Format the lines of every record as a JSON list of strings, one string per line, and leave out the blank lines.

** START OF DATASET RECORDS **

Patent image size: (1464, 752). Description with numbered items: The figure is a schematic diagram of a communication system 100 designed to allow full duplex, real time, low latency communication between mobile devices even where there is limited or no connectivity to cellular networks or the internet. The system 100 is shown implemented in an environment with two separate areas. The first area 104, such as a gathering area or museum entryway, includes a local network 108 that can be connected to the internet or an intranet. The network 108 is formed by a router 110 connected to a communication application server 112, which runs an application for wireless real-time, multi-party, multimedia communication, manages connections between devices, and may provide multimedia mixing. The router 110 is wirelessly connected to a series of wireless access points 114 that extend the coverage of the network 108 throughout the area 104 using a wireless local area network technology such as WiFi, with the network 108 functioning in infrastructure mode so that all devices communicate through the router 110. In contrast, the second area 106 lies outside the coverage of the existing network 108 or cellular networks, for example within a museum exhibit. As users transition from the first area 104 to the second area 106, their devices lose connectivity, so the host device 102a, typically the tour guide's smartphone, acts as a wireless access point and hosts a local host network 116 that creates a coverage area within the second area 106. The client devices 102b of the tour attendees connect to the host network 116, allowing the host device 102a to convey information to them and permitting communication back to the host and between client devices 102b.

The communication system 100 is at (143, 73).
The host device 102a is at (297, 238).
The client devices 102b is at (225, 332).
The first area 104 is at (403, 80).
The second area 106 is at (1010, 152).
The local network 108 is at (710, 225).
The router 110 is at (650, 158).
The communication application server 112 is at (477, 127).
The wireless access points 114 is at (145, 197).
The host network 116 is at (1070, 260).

** END OF DATASET RECORDS **

OUTPUT OF THE TASK:
[
  "Patent image size: (1464, 752). Description with numbered items: The figure is a schematic diagram of a communication system 100 designed to allow full duplex, real time, low latency communication between mobile devices even where there is limited or no connectivity to cellular networks or the internet. The system 100 is shown implemented in an environment with two separate areas. The first area 104, such as a gathering area or museum entryway, includes a local network 108 that can be connected to the internet or an intranet. The network 108 is formed by a router 110 connected to a communication application server 112, which runs an application for wireless real-time, multi-party, multimedia communication, manages connections between devices, and may provide multimedia mixing. The router 110 is wirelessly connected to a series of wireless access points 114 that extend the coverage of the network 108 throughout the area 104 using a wireless local area network technology such as WiFi, with the network 108 functioning in infrastructure mode so that all devices communicate through the router 110. In contrast, the second area 106 lies outside the coverage of the existing network 108 or cellular networks, for example within a museum exhibit. As users transition from the first area 104 to the second area 106, their devices lose connectivity, so the host device 102a, typically the tour guide's smartphone, acts as a wireless access point and hosts a local host network 116 that creates a coverage area within the second area 106. The client devices 102b of the tour attendees connect to the host network 116, allowing the host device 102a to convey information to them and permitting communication back to the host and between client devices 102b.",
  "The communication system 100 is at (143, 73).",
  "The host device 102a is at (297, 238).",
  "The client devices 102b is at (225, 332).",
  "The first area 104 is at (403, 80).",
  "The second area 106 is at (1010, 152).",
  "The local network 108 is at (710, 225).",
  "The router 110 is at (650, 158).",
  "The communication application server 112 is at (477, 127).",
  "The wireless access points 114 is at (145, 197).",
  "The host network 116 is at (1070, 260)."
]